▶ [Exercise objective] Tally the lines below that contain "structure". The number is the whole answer.

+ + +

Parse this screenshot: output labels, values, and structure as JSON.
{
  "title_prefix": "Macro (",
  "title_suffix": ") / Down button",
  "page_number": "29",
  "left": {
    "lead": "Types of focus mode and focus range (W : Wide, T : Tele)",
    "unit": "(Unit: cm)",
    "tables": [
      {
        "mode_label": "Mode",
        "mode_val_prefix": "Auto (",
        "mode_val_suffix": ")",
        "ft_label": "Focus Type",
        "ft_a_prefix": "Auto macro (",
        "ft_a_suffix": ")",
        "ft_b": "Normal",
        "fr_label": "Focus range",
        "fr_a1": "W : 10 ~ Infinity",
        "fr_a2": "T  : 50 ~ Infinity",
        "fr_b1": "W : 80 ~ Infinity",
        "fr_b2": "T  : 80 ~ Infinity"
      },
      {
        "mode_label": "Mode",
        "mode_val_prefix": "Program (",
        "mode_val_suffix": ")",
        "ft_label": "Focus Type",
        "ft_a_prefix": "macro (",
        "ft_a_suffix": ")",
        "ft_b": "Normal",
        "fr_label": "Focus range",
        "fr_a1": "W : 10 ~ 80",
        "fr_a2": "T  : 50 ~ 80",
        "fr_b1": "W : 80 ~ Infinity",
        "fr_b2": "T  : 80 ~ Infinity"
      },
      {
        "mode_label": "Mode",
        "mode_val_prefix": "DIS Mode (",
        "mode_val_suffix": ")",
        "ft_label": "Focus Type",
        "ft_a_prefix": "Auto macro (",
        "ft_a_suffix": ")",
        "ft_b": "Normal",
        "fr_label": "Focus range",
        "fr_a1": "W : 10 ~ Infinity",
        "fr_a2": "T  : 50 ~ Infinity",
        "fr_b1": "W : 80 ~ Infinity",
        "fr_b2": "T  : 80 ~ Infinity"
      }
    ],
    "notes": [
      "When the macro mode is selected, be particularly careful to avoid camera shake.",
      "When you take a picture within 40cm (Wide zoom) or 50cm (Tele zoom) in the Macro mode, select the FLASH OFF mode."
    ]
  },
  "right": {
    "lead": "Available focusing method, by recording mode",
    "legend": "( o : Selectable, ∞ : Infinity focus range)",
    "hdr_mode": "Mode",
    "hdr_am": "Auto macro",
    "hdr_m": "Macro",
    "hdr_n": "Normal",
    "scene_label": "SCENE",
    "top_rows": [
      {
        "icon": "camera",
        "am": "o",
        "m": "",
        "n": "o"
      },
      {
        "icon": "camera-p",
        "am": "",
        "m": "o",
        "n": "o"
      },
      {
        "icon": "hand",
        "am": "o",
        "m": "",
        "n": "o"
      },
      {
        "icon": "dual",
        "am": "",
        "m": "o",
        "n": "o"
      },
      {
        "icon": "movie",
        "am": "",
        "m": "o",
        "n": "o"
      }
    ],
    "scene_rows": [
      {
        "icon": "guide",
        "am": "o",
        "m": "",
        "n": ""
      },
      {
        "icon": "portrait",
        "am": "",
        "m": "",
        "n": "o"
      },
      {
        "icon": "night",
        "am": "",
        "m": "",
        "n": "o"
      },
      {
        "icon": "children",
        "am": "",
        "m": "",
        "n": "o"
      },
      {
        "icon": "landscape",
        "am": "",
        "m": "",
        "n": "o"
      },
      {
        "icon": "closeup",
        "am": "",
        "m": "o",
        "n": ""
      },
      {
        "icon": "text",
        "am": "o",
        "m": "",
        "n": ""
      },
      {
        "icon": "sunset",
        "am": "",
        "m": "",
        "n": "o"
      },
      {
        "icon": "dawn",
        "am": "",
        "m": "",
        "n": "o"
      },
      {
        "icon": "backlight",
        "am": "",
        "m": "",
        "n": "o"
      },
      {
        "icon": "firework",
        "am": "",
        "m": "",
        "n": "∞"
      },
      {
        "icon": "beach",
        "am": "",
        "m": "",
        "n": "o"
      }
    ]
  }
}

+ + +

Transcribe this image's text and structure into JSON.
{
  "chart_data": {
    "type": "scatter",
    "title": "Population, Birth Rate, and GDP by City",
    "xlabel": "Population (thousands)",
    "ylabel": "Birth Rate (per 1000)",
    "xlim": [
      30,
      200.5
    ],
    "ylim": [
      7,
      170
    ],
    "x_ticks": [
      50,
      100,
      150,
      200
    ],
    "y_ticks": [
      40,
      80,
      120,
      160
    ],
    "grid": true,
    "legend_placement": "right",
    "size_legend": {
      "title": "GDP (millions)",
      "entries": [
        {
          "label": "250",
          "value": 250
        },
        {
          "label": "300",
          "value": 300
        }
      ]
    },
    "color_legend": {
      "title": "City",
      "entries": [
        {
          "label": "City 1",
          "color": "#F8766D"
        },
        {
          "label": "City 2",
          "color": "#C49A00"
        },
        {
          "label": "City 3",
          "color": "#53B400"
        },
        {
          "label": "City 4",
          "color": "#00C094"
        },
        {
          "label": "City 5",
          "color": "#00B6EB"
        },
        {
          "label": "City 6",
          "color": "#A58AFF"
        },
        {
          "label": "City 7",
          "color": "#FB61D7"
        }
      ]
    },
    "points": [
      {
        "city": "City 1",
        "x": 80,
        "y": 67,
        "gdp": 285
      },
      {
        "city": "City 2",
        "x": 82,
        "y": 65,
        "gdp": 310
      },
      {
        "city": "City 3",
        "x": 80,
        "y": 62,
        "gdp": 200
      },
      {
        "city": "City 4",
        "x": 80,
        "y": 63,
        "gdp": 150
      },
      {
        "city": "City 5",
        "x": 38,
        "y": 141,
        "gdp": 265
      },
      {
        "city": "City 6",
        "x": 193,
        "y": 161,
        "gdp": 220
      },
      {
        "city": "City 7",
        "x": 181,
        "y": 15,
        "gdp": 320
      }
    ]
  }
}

+ + +

▶ [Correct response] 2